▶ [Exercise brief]: After reading the entries below, report how many lines have the string "title" in them, giving the number alone.

** Opening Data in this exercise block **

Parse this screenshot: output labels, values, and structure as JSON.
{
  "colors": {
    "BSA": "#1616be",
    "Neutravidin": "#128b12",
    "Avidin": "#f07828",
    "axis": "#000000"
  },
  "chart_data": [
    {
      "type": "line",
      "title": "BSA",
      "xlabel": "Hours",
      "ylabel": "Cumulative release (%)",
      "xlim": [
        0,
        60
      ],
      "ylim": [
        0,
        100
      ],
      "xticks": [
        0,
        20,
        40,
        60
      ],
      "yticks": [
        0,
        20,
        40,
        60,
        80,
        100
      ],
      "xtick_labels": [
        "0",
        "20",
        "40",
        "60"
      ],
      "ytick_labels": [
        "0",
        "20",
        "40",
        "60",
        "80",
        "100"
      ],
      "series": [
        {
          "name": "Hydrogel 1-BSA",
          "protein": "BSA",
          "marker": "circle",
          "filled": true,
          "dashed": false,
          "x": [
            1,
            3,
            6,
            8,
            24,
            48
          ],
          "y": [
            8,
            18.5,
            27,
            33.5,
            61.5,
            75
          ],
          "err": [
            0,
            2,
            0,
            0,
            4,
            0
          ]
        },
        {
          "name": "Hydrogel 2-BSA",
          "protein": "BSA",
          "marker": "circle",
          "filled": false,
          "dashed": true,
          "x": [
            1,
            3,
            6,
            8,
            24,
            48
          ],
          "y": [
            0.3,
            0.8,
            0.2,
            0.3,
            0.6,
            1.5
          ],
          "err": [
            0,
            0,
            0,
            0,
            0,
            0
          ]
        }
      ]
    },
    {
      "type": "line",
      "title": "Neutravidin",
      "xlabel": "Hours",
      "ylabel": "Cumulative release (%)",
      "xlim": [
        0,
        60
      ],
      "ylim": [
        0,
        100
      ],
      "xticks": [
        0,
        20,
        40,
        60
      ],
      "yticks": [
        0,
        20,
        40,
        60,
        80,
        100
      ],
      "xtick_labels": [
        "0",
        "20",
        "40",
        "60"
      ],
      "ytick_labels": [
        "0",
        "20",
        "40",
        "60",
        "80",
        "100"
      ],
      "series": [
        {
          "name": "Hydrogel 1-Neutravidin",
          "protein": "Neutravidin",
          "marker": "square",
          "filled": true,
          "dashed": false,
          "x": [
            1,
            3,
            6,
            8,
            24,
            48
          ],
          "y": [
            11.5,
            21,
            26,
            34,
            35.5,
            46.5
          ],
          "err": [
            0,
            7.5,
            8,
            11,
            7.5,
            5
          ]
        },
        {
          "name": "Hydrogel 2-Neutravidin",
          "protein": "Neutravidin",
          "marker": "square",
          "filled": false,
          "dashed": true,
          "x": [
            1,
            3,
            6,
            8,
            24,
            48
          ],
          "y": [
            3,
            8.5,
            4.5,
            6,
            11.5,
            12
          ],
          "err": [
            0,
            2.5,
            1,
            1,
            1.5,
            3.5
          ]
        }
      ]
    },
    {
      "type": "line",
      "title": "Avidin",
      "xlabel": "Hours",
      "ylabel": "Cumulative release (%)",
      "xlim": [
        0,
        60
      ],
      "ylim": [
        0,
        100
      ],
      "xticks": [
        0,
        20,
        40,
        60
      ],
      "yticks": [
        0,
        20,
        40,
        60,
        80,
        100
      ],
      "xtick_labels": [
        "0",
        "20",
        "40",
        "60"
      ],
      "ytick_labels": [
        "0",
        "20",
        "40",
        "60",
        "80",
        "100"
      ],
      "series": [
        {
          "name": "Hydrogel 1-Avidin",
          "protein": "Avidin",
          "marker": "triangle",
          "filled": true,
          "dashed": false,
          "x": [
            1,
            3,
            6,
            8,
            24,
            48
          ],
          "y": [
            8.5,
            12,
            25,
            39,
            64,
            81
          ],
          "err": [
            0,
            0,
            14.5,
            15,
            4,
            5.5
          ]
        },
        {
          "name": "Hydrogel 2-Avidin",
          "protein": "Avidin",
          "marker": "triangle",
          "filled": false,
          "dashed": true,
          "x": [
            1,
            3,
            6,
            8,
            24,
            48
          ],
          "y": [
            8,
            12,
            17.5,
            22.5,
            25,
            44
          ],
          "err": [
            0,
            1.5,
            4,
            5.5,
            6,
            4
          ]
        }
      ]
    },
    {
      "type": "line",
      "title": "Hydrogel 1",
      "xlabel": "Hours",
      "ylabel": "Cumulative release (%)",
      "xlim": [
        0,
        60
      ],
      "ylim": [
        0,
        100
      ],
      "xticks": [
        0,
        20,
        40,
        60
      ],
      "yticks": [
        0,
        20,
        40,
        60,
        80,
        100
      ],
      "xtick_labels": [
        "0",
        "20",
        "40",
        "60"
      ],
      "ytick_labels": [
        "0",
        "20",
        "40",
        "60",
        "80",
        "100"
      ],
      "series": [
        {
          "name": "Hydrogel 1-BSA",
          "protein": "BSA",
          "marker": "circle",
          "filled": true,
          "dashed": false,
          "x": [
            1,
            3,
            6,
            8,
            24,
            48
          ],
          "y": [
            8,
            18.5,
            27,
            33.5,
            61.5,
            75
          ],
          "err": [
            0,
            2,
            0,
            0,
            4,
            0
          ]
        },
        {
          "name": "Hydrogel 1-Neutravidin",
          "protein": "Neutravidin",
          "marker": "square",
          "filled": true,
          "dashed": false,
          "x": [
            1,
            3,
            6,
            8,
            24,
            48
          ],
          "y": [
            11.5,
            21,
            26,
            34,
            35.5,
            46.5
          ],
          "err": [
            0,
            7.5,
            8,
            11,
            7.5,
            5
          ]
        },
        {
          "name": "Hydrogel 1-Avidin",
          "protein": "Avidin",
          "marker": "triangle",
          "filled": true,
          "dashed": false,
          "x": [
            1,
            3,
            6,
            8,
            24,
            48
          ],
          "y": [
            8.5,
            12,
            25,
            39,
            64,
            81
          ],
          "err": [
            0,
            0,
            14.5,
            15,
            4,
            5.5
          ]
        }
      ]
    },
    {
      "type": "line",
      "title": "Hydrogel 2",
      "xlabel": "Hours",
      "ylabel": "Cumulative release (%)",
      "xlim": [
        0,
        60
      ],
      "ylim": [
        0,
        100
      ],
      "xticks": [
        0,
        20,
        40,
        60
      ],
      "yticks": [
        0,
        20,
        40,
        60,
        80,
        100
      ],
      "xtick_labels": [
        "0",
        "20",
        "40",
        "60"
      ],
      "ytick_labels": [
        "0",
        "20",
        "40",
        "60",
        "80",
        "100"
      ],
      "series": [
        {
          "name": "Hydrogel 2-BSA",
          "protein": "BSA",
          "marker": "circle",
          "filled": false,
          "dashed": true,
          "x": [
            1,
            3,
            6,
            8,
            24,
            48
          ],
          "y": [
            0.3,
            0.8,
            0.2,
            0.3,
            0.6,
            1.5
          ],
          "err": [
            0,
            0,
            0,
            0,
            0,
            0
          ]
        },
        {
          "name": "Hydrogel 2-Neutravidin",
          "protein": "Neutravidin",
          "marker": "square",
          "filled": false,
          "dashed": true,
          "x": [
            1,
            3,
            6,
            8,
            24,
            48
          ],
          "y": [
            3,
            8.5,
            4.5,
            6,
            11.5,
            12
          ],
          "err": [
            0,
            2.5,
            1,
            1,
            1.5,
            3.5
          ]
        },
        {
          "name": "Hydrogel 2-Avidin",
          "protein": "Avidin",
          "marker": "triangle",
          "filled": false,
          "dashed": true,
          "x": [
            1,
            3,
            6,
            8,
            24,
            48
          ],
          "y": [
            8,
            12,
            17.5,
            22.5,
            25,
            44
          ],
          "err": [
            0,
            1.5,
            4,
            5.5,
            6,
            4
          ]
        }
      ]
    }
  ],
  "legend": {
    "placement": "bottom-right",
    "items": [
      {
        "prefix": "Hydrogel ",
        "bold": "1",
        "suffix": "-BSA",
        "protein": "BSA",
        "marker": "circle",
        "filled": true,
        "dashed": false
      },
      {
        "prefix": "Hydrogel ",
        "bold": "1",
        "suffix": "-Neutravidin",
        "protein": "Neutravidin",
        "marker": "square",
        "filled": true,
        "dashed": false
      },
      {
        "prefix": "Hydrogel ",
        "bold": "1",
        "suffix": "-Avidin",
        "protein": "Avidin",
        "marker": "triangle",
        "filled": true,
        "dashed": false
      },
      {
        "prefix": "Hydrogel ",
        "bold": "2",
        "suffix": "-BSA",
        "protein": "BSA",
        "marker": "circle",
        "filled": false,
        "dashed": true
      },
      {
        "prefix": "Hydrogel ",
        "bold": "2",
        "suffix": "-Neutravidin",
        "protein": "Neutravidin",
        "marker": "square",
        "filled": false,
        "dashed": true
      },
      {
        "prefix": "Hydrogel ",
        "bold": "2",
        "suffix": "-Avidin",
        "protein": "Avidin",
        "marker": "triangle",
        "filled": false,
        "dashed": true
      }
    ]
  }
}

** Closing Data in this exercise block **

▶ [Solution for this problem]: 5